__Exercise task__. Your task is to retype each line of the data below exactly.

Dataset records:
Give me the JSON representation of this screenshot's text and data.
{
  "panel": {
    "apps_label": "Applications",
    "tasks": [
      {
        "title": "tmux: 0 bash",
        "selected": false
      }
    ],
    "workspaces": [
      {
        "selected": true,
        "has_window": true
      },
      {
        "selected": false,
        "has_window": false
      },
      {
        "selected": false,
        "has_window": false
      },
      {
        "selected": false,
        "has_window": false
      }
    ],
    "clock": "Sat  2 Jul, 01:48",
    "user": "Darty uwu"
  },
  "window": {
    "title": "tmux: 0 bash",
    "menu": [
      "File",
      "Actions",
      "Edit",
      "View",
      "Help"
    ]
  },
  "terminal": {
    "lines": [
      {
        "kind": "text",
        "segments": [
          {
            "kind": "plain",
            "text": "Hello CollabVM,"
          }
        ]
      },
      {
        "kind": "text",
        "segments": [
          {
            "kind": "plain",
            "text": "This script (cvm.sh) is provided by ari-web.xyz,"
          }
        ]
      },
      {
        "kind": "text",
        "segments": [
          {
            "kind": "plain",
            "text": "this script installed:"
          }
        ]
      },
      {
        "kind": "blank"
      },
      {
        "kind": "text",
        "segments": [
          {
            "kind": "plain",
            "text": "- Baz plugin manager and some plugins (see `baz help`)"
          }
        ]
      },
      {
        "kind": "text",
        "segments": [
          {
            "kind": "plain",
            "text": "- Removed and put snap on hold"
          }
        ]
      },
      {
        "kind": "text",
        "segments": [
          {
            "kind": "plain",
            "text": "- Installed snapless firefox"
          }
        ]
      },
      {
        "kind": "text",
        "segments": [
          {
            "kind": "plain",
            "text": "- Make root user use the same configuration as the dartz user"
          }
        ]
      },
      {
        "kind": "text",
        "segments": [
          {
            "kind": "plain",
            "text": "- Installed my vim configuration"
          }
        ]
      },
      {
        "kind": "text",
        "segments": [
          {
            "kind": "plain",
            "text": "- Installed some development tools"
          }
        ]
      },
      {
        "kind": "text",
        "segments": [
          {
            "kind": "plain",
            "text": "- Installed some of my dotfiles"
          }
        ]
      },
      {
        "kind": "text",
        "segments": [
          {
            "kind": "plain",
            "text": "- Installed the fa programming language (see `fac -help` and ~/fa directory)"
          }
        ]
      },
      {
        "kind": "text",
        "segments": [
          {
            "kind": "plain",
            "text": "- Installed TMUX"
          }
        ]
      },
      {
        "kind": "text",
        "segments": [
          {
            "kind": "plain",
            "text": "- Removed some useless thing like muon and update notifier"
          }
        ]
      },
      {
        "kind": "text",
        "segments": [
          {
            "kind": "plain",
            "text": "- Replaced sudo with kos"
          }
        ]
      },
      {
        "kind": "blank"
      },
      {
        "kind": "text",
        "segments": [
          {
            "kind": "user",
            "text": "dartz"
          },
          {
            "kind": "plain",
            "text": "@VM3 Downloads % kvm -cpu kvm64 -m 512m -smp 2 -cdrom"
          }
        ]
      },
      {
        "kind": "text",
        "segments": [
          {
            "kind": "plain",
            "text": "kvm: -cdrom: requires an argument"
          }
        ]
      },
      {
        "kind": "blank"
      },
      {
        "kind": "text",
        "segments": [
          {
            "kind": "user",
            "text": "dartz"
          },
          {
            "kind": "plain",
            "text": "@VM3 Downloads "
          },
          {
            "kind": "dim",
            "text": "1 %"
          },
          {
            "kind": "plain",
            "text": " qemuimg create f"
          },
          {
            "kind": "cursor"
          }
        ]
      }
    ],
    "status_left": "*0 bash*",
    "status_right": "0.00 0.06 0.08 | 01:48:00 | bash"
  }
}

__Result below__.
Give me the JSON representation of this screenshot's text and data.
{
  "panel": {
    "apps_label": "Applications",
    "tasks": [
      {
        "title": "tmux: 0 bash",
        "selected": false
      }
    ],
    "workspaces": [
      {
        "selected": true,
        "has_window": true
      },
      {
        "selected": false,
        "has_window": false
      },
      {
        "selected": false,
        "has_window": false
      },
      {
        "selected": false,
        "has_window": false
      }
    ],
    "clock": "Sat  2 Jul, 01:48",
    "user": "Darty uwu"
  },
  "window": {
    "title": "tmux: 0 bash",
    "menu": [
      "File",
      "Actions",
      "Edit",
      "View",
      "Help"
    ]
  },
  "terminal": {
    "lines": [
      {
        "kind": "text",
        "segments": [
          {
            "kind": "plain",
            "text": "Hello CollabVM,"
          }
        ]
      },
      {
        "kind": "text",
        "segments": [
          {
            "kind": "plain",
            "text": "This script (cvm.sh) is provided by ari-web.xyz,"
          }
        ]
      },
      {
        "kind": "text",
        "segments": [
          {
            "kind": "plain",
            "text": "this script installed:"
          }
        ]
      },
      {
        "kind": "blank"
      },
      {
        "kind": "text",
        "segments": [
          {
            "kind": "plain",
            "text": "- Baz plugin manager and some plugins (see `baz help`)"
          }
        ]
      },
      {
        "kind": "text",
        "segments": [
          {
            "kind": "plain",
            "text": "- Removed and put snap on hold"
          }
        ]
      },
      {
        "kind": "text",
        "segments": [
          {
            "kind": "plain",
            "text": "- Installed snapless firefox"
          }
        ]
      },
      {
        "kind": "text",
        "segments": [
          {
            "kind": "plain",
            "text": "- Make root user use the same configuration as the dartz user"
          }
        ]
      },
      {
        "kind": "text",
        "segments": [
          {
            "kind": "plain",
            "text": "- Installed my vim configuration"
          }
        ]
      },
      {
        "kind": "text",
        "segments": [
          {
            "kind": "plain",
            "text": "- Installed some development tools"
          }
        ]
      },
      {
        "kind": "text",
        "segments": [
          {
            "kind": "plain",
            "text": "- Installed some of my dotfiles"
          }
        ]
      },
      {
        "kind": "text",
        "segments": [
          {
            "kind": "plain",
            "text": "- Installed the fa programming language (see `fac -help` and ~/fa directory)"
          }
        ]
      },
      {
        "kind": "text",
        "segments": [
          {
            "kind": "plain",
            "text": "- Installed TMUX"
          }
        ]
      },
      {
        "kind": "text",
        "segments": [
          {
            "kind": "plain",
            "text": "- Removed some useless thing like muon and update notifier"
          }
        ]
      },
      {
        "kind": "text",
        "segments": [
          {
            "kind": "plain",
            "text": "- Replaced sudo with kos"
          }
        ]
      },
      {
        "kind": "blank"
      },
      {
        "kind": "text",
        "segments": [
          {
            "kind": "user",
            "text": "dartz"
          },
          {
            "kind": "plain",
            "text": "@VM3 Downloads % kvm -cpu kvm64 -m 512m -smp 2 -cdrom"
          }
        ]
      },
      {
        "kind": "text",
        "segments": [
          {
            "kind": "plain",
            "text": "kvm: -cdrom: requires an argument"
          }
        ]
      },
      {
        "kind": "blank"
      },
      {
        "kind": "text",
        "segments": [
          {
            "kind": "user",
            "text": "dartz"
          },
          {
            "kind": "plain",
            "text": "@VM3 Downloads "
          },
          {
            "kind": "dim",
            "text": "1 %"
          },
          {
            "kind": "plain",
            "text": " qemuimg create f"
          },
          {
            "kind": "cursor"
          }
        ]
      }
    ],
    "status_left": "*0 bash*",
    "status_right": "0.00 0.06 0.08 | 01:48:00 | bash"
  }
}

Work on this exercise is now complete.